>> Start Data for processing

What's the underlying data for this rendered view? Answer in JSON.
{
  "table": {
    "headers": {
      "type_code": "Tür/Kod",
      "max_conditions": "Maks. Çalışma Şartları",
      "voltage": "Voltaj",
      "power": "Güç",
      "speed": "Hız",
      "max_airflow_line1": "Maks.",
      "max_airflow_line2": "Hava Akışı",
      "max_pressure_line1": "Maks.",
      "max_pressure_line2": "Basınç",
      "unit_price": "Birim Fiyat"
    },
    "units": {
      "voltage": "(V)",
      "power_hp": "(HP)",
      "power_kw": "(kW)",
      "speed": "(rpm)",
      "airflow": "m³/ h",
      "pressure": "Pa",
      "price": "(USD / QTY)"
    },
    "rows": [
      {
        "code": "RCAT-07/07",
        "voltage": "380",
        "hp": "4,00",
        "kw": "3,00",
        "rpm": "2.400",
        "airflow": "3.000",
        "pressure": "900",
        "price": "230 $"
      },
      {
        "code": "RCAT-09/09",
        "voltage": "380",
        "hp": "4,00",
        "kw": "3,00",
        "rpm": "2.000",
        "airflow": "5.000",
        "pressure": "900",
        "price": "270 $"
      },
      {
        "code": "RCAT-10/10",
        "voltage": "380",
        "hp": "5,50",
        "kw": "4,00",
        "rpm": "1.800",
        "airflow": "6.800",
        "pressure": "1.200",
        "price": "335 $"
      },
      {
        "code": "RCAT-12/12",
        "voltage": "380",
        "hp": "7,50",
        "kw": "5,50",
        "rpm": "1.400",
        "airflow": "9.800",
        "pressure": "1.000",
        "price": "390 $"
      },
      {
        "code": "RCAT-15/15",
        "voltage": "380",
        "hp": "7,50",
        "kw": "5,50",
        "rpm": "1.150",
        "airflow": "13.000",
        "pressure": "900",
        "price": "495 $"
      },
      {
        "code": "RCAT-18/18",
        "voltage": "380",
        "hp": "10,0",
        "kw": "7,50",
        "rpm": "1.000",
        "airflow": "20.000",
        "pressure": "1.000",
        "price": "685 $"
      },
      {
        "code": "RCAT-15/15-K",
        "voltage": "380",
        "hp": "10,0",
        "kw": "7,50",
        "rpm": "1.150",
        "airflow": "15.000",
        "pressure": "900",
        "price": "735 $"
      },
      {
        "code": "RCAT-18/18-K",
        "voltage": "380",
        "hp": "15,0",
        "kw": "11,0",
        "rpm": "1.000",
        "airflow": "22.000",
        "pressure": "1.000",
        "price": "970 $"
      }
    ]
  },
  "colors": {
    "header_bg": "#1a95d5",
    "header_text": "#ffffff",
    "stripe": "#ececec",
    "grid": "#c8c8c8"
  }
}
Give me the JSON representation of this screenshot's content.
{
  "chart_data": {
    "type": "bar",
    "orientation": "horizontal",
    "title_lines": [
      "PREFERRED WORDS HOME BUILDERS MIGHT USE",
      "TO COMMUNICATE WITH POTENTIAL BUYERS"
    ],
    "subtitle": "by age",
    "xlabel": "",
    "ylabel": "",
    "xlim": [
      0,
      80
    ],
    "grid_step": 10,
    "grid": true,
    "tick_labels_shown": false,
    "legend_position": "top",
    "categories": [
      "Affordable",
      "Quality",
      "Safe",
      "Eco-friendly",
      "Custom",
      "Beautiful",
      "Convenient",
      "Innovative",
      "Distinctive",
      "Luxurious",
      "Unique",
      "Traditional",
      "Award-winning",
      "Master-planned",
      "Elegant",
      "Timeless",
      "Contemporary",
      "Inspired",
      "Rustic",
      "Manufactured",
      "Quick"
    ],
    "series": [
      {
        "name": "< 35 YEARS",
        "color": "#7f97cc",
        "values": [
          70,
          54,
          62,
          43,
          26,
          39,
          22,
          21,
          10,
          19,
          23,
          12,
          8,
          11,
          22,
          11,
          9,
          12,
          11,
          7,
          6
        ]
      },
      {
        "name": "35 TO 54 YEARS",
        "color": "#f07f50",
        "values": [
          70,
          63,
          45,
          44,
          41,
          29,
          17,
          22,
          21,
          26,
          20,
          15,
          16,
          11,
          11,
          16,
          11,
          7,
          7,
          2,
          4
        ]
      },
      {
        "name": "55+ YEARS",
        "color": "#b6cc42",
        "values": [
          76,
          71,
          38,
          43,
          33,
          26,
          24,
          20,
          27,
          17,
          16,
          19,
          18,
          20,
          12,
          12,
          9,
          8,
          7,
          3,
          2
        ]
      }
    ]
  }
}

>> End Data for processing

What you are asked to do:
Go through the entries above and copy every line containing "name".

Solution to this problem:
        "name": "< 35 YEARS",
        "name": "35 TO 54 YEARS",
        "name": "55+ YEARS",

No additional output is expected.